■ **Task instructions**: Locate and copy each line in the data that contains the word "from".

■ **Information shown**:
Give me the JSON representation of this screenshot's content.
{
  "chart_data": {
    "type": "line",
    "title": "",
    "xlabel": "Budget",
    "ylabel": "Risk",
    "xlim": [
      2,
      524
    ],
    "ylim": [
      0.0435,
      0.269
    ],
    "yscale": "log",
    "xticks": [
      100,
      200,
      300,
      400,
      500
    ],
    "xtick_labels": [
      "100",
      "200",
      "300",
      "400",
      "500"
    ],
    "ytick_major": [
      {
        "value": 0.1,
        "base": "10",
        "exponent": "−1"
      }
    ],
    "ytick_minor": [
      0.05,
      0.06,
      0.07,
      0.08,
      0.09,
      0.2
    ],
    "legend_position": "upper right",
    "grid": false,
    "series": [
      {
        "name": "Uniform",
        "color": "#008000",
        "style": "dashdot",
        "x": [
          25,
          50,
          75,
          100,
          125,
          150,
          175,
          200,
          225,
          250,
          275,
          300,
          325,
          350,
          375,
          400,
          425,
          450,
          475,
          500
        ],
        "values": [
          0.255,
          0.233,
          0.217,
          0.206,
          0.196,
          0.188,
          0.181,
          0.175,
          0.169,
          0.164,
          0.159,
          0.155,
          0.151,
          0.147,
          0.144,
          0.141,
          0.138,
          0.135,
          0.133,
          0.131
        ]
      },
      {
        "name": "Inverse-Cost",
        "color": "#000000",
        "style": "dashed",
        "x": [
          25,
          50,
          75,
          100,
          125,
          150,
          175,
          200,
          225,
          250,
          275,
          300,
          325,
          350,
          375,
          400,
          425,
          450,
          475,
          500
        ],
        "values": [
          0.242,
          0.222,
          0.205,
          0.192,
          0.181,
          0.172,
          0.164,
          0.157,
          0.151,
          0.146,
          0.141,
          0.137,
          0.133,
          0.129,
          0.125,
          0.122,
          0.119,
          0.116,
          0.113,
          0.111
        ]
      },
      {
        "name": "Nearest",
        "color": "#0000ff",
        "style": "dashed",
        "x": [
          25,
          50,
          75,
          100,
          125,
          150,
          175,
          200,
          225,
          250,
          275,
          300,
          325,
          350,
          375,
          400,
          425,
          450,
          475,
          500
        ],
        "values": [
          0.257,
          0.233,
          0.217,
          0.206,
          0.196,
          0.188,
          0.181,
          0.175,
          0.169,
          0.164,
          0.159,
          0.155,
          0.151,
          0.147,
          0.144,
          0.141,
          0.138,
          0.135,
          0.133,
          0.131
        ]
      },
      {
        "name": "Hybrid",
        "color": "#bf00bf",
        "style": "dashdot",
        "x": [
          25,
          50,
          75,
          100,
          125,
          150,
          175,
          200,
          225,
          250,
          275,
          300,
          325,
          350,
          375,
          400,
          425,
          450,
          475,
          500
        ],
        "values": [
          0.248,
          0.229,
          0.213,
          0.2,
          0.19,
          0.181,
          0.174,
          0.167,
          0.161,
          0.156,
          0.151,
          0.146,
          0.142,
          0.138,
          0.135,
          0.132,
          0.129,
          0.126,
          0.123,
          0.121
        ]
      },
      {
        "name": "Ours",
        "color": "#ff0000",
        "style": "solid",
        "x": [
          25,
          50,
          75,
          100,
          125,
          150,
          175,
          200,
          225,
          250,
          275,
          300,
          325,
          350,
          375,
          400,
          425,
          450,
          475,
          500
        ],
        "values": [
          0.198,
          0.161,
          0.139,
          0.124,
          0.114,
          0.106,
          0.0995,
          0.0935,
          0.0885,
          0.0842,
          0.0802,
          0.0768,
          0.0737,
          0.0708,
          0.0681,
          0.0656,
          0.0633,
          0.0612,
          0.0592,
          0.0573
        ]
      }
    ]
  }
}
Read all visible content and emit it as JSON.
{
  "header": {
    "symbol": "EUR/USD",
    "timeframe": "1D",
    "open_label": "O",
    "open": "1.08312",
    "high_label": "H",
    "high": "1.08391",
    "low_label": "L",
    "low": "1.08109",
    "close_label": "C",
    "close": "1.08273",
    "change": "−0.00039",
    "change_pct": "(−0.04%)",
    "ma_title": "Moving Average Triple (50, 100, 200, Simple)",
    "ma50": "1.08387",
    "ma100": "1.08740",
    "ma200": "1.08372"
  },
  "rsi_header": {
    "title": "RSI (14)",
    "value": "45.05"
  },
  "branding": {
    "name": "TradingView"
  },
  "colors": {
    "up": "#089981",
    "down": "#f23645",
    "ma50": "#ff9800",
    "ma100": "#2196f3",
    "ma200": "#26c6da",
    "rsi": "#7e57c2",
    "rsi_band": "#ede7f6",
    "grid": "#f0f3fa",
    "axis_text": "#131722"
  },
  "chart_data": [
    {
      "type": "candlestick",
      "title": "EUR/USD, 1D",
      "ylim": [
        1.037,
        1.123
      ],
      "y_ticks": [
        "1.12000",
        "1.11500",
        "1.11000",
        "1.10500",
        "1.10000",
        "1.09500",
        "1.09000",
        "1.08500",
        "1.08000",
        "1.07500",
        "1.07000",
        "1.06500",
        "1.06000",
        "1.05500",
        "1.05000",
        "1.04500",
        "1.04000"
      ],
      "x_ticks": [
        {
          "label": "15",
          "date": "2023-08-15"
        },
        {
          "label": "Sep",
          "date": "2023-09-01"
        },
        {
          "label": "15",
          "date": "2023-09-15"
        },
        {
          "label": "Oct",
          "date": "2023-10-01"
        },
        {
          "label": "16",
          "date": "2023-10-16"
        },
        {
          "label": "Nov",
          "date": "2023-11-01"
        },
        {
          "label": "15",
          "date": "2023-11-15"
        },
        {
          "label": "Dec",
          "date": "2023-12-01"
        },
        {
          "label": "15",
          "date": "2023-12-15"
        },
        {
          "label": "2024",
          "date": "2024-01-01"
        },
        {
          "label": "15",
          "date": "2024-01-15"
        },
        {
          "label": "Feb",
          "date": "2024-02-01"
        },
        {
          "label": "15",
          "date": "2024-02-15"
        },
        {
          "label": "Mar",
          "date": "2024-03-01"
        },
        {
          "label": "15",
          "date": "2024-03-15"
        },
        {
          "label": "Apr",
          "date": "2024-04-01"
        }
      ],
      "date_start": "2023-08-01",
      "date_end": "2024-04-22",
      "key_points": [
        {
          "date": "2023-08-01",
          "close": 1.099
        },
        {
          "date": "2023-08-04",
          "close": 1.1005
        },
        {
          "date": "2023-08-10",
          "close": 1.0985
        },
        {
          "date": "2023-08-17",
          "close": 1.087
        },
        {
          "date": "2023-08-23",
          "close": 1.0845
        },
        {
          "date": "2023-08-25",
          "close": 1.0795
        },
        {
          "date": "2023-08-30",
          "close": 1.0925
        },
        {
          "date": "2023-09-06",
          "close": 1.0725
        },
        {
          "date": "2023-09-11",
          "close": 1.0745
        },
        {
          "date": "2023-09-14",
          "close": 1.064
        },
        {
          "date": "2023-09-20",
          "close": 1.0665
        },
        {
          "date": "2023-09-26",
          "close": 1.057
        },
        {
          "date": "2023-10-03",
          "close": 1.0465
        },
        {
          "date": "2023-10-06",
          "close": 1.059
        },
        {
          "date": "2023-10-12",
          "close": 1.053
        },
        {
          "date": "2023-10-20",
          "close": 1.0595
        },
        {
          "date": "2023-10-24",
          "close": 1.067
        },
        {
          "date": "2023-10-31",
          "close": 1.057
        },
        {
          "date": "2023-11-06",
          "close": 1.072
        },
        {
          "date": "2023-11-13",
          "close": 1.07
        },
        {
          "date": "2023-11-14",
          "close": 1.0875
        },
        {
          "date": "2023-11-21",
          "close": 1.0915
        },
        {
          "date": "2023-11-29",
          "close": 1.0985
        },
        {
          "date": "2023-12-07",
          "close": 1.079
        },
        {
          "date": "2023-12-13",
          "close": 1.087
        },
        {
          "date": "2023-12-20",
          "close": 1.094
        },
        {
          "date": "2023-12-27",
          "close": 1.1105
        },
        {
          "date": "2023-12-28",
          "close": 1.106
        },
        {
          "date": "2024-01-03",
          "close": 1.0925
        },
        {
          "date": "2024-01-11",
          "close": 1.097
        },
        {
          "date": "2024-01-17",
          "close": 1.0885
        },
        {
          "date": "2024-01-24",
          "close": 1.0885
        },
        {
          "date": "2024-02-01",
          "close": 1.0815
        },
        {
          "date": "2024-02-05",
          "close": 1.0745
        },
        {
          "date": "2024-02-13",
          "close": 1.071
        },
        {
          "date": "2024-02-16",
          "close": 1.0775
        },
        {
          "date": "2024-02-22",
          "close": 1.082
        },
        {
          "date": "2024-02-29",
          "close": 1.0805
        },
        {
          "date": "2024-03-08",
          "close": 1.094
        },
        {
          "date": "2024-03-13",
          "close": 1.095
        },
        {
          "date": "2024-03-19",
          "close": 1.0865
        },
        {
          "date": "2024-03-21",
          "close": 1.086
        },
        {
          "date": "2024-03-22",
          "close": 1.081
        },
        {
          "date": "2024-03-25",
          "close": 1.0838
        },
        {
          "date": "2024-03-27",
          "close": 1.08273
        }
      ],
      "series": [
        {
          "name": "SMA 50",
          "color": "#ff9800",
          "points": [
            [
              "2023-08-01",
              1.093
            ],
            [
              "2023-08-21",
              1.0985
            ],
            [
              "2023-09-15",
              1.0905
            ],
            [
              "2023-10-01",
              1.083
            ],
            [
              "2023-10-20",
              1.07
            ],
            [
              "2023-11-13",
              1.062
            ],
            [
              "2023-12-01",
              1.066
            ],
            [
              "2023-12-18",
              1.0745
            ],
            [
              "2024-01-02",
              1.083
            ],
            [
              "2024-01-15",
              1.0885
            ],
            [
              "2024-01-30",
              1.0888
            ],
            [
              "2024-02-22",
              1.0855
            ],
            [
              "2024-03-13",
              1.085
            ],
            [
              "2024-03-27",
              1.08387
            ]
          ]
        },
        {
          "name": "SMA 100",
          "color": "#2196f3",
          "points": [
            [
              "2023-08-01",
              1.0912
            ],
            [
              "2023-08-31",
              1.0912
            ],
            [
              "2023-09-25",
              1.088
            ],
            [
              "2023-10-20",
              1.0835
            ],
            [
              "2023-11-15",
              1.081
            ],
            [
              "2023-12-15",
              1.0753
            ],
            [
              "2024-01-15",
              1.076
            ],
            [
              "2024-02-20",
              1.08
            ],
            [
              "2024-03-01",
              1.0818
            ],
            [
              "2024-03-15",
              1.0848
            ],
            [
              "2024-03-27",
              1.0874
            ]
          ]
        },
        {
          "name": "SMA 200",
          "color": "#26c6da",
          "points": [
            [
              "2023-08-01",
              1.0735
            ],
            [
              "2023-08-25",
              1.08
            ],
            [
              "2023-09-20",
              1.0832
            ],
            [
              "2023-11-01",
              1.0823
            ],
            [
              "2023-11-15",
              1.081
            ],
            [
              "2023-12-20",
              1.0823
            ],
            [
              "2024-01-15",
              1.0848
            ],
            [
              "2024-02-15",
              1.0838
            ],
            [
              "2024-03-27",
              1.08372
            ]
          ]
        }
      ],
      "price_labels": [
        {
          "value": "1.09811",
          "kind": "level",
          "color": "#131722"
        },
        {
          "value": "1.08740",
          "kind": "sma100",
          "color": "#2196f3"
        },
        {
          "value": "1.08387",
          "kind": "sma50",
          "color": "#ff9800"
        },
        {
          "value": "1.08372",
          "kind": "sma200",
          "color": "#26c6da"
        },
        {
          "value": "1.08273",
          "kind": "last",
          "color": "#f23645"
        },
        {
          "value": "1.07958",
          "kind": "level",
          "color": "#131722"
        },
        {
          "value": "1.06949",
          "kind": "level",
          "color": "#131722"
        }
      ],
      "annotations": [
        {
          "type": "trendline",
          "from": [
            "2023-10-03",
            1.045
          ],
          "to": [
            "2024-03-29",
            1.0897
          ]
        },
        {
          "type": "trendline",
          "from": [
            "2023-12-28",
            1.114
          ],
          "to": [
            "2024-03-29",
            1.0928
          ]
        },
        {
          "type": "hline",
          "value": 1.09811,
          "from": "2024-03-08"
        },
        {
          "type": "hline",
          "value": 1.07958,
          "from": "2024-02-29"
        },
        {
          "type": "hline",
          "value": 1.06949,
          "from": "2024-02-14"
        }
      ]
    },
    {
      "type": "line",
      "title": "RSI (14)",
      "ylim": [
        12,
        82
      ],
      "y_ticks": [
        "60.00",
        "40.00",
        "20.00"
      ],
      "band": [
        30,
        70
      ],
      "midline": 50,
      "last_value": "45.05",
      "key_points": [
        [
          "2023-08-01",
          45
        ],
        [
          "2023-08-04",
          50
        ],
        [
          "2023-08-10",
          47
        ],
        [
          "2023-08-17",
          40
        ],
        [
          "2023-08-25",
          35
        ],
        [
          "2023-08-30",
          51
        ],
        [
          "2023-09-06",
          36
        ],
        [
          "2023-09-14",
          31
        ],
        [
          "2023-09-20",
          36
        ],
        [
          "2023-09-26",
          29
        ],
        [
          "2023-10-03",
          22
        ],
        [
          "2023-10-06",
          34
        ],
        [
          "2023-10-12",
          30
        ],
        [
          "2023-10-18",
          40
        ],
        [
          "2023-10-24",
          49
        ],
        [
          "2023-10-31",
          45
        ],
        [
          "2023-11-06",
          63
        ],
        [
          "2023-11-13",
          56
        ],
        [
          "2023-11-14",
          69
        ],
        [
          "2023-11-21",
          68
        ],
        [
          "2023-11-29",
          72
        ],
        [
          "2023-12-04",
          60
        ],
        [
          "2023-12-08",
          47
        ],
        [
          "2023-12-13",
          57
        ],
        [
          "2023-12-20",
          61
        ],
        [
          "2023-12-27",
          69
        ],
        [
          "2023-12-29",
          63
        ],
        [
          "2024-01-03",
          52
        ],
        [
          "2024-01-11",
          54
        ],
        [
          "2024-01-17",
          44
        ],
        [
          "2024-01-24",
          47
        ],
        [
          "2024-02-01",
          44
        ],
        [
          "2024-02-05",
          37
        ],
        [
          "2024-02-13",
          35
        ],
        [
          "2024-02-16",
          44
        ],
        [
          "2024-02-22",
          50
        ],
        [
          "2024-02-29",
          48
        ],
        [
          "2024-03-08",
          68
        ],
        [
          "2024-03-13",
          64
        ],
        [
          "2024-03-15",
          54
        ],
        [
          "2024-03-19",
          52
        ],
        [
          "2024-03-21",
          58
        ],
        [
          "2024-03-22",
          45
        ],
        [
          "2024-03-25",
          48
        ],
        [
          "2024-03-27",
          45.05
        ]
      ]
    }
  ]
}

■ **Task response**:
          "from": [
          "from": [
          "from": "2024-03-08"
          "from": "2024-02-29"
          "from": "2024-02-14"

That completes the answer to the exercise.